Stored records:
######

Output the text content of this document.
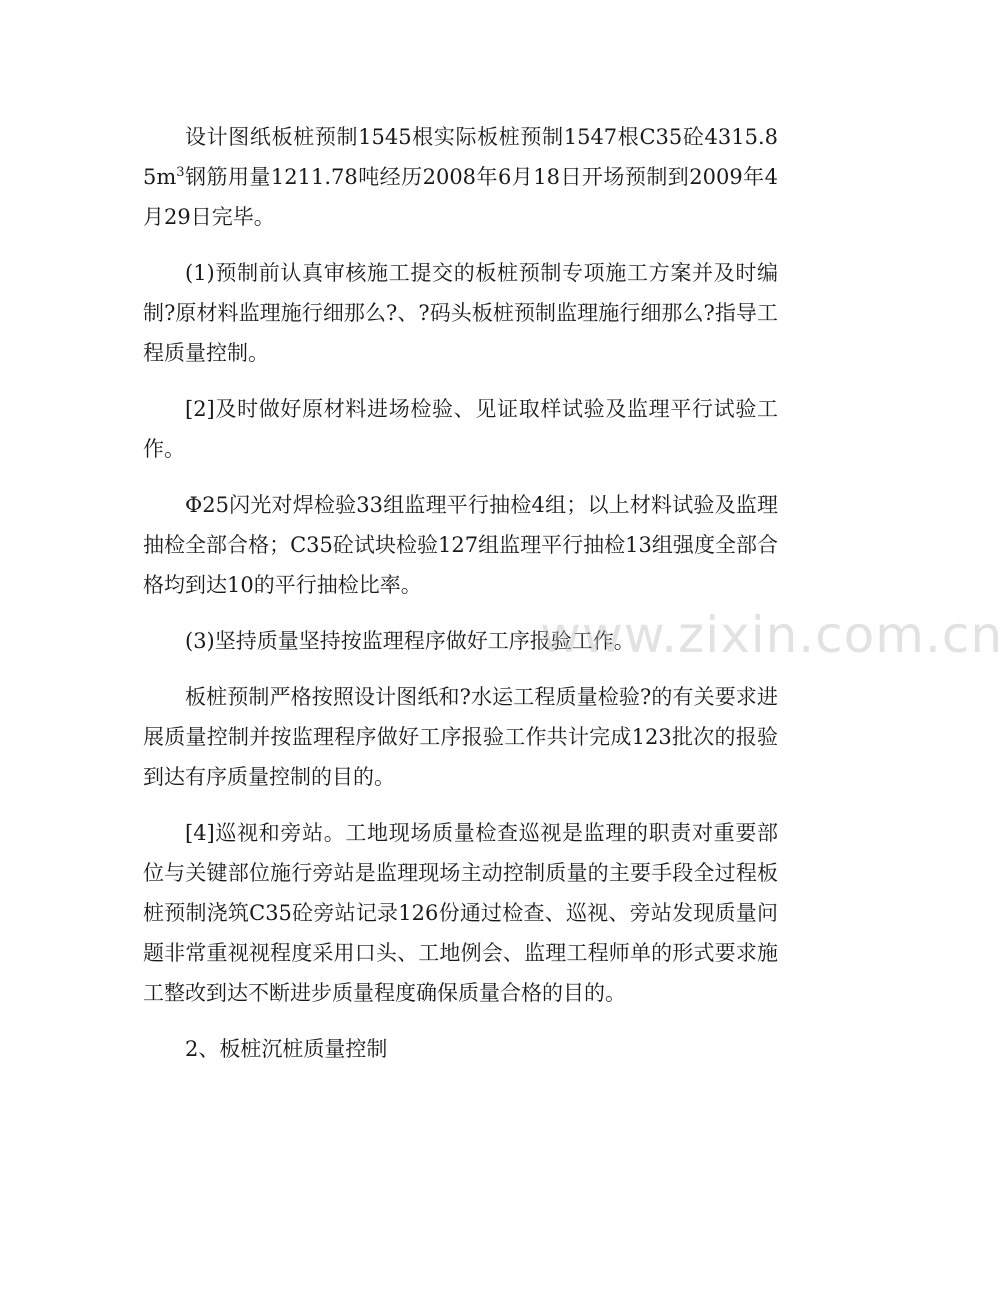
设计图纸板桩预制1545根实际板桩预制1547根C35砼$4315.85m^3$钢筋用量1211.78吨经历2008年6月18日开场预制到2009年4月29日完毕。

(1)预制前认真审核施工提交的板桩预制专项施工方案并及时编制?原材料监理施行细那么?、?码头板桩预制监理施行细那么?指导工程质量控制。

[2]及时做好原材料进场检验、见证取样试验及监理平行试验工作。

Φ25闪光对焊检验33组监理平行抽检4组；以上材料试验及监理抽检全部合格；C35砼试块检验127组监理平行抽检13组强度全部合格均到达10的平行抽检比率。

(3)坚持质量坚持按监理程序做好工序报验工作。

板桩预制严格按照设计图纸和?水运工程质量检验?的有关要求进展质量控制并按监理程序做好工序报验工作共计完成123批次的报验到达有序质量控制的目的。

[4]巡视和旁站。工地现场质量检查巡视是监理的职责对重要部位与关键部位施行旁站是监理现场主动控制质量的主要手段全过程板桩预制浇筑C35砼旁站记录126份通过检查、巡视、旁站发现质量问题非常重视视程度采用口头、工地例会、监理工程师单的形式要求施工整改到达不断进步质量程度确保质量合格的目的。

2、板桩沉桩质量控制

www.zixin.com.cn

######

The listing above must be printed again exactly, minus its pictures.

• Task answer:
Output the text content of this document.
设计图纸板桩预制1545根实际板桩预制1547根C35砼$4315.85m^3$钢筋用量1211.78吨经历2008年6月18日开场预制到2009年4月29日完毕。

(1)预制前认真审核施工提交的板桩预制专项施工方案并及时编制?原材料监理施行细那么?、?码头板桩预制监理施行细那么?指导工程质量控制。

[2]及时做好原材料进场检验、见证取样试验及监理平行试验工作。

Φ25闪光对焊检验33组监理平行抽检4组；以上材料试验及监理抽检全部合格；C35砼试块检验127组监理平行抽检13组强度全部合格均到达10的平行抽检比率。

(3)坚持质量坚持按监理程序做好工序报验工作。

板桩预制严格按照设计图纸和?水运工程质量检验?的有关要求进展质量控制并按监理程序做好工序报验工作共计完成123批次的报验到达有序质量控制的目的。

[4]巡视和旁站。工地现场质量检查巡视是监理的职责对重要部位与关键部位施行旁站是监理现场主动控制质量的主要手段全过程板桩预制浇筑C35砼旁站记录126份通过检查、巡视、旁站发现质量问题非常重视视程度采用口头、工地例会、监理工程师单的形式要求施工整改到达不断进步质量程度确保质量合格的目的。

2、板桩沉桩质量控制

www.zixin.com.cn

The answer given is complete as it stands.